=== Provided information ===
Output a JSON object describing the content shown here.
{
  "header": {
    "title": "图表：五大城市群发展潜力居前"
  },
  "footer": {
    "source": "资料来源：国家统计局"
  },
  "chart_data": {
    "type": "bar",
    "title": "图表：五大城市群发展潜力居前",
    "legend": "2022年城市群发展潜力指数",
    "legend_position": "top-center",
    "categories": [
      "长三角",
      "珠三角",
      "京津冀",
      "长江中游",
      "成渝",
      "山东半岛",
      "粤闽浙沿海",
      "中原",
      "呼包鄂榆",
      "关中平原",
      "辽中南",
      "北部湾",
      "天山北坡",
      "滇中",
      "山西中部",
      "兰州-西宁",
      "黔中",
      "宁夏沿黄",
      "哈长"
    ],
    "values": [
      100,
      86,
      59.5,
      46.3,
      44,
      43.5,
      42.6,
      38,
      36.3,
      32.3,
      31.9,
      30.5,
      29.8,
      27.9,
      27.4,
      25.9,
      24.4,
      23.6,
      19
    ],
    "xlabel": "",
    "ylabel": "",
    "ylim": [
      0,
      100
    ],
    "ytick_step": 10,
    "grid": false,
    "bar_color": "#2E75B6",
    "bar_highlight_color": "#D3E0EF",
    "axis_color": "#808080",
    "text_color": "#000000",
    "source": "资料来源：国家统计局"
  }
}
===
=== Provided information ===
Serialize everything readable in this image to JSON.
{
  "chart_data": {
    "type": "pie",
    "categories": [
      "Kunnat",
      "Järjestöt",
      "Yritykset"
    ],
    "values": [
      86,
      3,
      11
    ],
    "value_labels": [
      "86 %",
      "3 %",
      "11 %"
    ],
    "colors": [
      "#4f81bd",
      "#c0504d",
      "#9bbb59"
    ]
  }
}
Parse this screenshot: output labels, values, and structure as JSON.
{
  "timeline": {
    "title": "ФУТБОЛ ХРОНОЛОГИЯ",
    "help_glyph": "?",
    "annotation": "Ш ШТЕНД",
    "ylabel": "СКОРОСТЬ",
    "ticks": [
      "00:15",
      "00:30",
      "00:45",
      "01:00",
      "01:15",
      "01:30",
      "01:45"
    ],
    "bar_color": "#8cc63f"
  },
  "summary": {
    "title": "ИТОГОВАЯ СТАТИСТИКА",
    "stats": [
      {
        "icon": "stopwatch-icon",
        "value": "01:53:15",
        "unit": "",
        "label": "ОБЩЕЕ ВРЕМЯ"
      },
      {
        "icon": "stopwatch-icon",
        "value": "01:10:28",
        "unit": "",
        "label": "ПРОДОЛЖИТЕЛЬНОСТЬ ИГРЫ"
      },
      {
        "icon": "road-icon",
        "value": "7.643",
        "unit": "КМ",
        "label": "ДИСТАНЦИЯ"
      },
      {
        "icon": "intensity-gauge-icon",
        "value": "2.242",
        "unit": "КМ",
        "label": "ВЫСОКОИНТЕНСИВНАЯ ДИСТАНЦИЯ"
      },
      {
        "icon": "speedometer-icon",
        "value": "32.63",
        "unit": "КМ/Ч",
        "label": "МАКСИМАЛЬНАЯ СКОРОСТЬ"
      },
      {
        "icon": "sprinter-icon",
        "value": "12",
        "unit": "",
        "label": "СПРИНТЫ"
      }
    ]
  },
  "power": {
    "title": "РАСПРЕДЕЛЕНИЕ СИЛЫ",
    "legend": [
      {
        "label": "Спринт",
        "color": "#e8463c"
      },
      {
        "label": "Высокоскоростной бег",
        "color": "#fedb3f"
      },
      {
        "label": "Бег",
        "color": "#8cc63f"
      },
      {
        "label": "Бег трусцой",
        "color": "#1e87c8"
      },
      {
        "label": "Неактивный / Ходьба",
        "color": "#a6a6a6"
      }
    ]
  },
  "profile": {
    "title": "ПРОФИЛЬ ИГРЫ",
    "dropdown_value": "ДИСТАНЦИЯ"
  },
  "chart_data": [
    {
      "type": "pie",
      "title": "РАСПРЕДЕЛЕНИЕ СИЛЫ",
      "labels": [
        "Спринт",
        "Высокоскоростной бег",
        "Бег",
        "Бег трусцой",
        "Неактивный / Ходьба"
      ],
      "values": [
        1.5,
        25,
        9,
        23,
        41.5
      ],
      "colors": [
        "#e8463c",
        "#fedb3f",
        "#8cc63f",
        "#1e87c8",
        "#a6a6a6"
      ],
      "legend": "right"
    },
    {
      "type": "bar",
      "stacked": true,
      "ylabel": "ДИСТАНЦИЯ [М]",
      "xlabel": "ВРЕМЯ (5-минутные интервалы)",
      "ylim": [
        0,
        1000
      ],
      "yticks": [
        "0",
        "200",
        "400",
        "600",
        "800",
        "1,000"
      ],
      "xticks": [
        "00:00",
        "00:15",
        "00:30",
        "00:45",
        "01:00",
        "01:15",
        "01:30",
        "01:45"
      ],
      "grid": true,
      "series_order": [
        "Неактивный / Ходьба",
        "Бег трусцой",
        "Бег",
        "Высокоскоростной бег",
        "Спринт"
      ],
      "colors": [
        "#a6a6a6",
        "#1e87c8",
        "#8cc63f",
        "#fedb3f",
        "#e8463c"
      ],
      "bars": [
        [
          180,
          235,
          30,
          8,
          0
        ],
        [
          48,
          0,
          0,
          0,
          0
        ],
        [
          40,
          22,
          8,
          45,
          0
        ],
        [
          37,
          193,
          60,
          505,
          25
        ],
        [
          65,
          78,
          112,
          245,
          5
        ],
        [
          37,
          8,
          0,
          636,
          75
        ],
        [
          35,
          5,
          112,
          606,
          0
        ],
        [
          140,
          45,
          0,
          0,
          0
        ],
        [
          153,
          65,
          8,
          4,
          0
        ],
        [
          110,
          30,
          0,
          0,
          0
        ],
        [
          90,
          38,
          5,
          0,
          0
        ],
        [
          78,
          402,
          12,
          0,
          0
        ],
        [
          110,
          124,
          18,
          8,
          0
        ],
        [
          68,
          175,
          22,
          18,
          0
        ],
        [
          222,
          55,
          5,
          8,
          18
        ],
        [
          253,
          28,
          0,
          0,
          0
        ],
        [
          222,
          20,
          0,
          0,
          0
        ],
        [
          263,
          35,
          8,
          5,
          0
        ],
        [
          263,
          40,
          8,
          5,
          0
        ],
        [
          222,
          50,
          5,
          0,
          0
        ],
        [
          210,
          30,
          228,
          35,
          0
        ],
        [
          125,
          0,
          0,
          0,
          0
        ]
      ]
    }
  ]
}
===
Description of the task: Pick out each line above that includes "values" and show it.

Reply:
    "values": [
    "values": [
Parse this screenshot: output labels, values, and structure as JSON.
      "values": [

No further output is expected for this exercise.